Sunday 17 November 2013

Tas Dorong


Aku kembali memejamkan mataku. Membiarkan otakku memutar ingatan. Kali ini, aku mendapati diriku sedang duduk di paling belakang, mengenakan seragam putih biru, seragam TK. Teman-teman yang belum aku kenal sebagian sudah mengenakan seragam putih hijau. Tapi aku tidak egitu peduli karena masih ada juga yang mengenakan seragam TK. Ada ibu guru yang sedang berbicara di depan. Entah apa yang sedang beliau katakan. Aku tidak bisa mendengarnya karena aku tidak ingat. Ada 44 anak di dalam kelas itu. Aku belum mengenal mereka semua karena ini adalah hari pertama aku masuk SD. Hanya itu yang aku ingat.
Pada saat istirahat, aku menghampiri ibu yang sedang duduk bersama ibu-ibu yang lain, menungu anak-anaknya.  Aku berlari menghampiri ibu. Dengan senang aku berbisik padanya, “Sasa sudah punya teman. Namanya Nurani.” Lalu ibu tersenyum. “Kenalan lagi sama yang lain.”

(Entri elemen berkotak)

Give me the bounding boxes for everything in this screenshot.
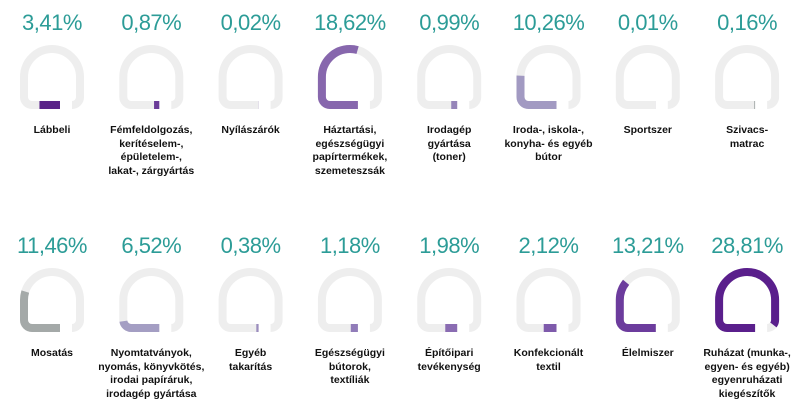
value-label: 11,46% — [17, 233, 87, 258]
gauge-fill — [317, 45, 382, 109]
gauge-track — [119, 45, 184, 109]
category-label: Irodagép gyártása (toner) — [427, 124, 472, 163]
value-label: 0,01% — [618, 10, 678, 35]
category-label: Építőipari tevékenység — [417, 347, 481, 373]
gauge-track — [615, 268, 680, 332]
gauge-track — [20, 268, 84, 332]
value-label: 0,38% — [221, 233, 281, 258]
category-label: Nyílászárók — [221, 124, 280, 136]
value-label: 0,99% — [419, 10, 479, 35]
category-label: Szivacs- matrac — [726, 124, 769, 150]
value-label: 1,18% — [320, 233, 380, 258]
category-label: Mosatás — [30, 347, 73, 359]
category-label: Sportszer — [623, 124, 673, 136]
gauge-track — [715, 45, 780, 109]
gauge-fill — [715, 268, 780, 332]
value-label: 0,87% — [121, 10, 181, 35]
value-label: 1,98% — [419, 233, 479, 258]
value-label: 3,41% — [22, 10, 82, 35]
category-label: Fémfeldolgozás, kerítéselem-, épületelem… — [108, 124, 195, 177]
gauge-fill — [119, 268, 184, 332]
gauge-fill — [615, 268, 680, 332]
category-label: Élelmiszer — [621, 347, 674, 359]
category-label: Ruházat (munka-, egyen- és egyéb) egyenr… — [703, 347, 791, 400]
gauge-track — [218, 268, 283, 332]
value-label: 6,52% — [121, 233, 181, 258]
category-label: Nyomtatványok, nyomás, könyvkötés, iroda… — [98, 347, 205, 400]
category-label: Egyéb takarítás — [228, 347, 273, 373]
gauge-track — [516, 268, 581, 332]
value-label: 10,26% — [513, 10, 585, 35]
gauge-track — [317, 268, 382, 332]
gauge-fill — [516, 45, 581, 109]
category-label: Egészségügyi bútorok, textíliák — [314, 347, 385, 386]
gauge-track — [417, 45, 482, 109]
gauge-track — [516, 45, 581, 109]
gauge-track — [417, 268, 482, 332]
value-label: 28,81% — [711, 233, 783, 258]
category-label: Konfekcionált textil — [513, 347, 584, 373]
value-label: 13,21% — [612, 233, 684, 258]
category-label: Háztartási, egészségügyi papírtermékek, … — [312, 124, 388, 177]
gauge-track — [119, 268, 184, 332]
value-label: 0,16% — [717, 10, 777, 35]
gauge-track — [615, 45, 680, 109]
gauge-track — [20, 45, 84, 109]
value-label: 0,02% — [221, 10, 281, 35]
category-label: Iroda-, iskola-, konyha- és egyéb bútor — [504, 124, 593, 163]
gauge-fill — [20, 268, 84, 332]
category-label: Lábbeli — [33, 124, 71, 136]
value-label: 18,62% — [314, 10, 386, 35]
value-label: 2,12% — [519, 233, 579, 258]
gauge-track — [218, 45, 283, 109]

** TUGAS **
**a)** Ringkaslah teks tentang hari pertama masuk SD itu dalam dua kalimat.
**b)** Tukarlah "seragam" dengan "baju", lalu tuliskan kembali bagian teks yang dimulai dari "Sunday 17 November" dan berakhir pada "yang aku ingat.".
Data tersebut merupakan bahan tersendiri yang terpisah dari teks.

** JAWABAN TUGAS **
**a)** Pada hari pertama masuk SD, Sasa duduk di bangku paling belakang dengan seragam TK di antara 44 anak yang belum dikenalnya. Saat istirahat, Sasa berlari menghampiri ibunya dan berbisik bahwa ia sudah punya teman bernama Nurani, lalu ibunya tersenyum dan menyuruhnya berkenalan lagi dengan yang lain.

**b)**
Sunday 17 November 2013

Tas Dorong


Aku kembali memejamkan mataku. Membiarkan otakku memutar ingatan. Kali ini, aku mendapati diriku sedang duduk di paling belakang, mengenakan baju putih biru, baju TK. Teman-teman yang belum aku kenal sebagian sudah mengenakan baju putih hijau. Tapi aku tidak egitu peduli karena masih ada juga yang mengenakan baju TK. Ada ibu guru yang sedang berbicara di depan. Entah apa yang sedang beliau katakan. Aku tidak bisa mendengarnya karena aku tidak ingat. Ada 44 anak di dalam kelas itu. Aku belum mengenal mereka semua karena ini adalah hari pertama aku masuk SD. Hanya itu yang aku ingat.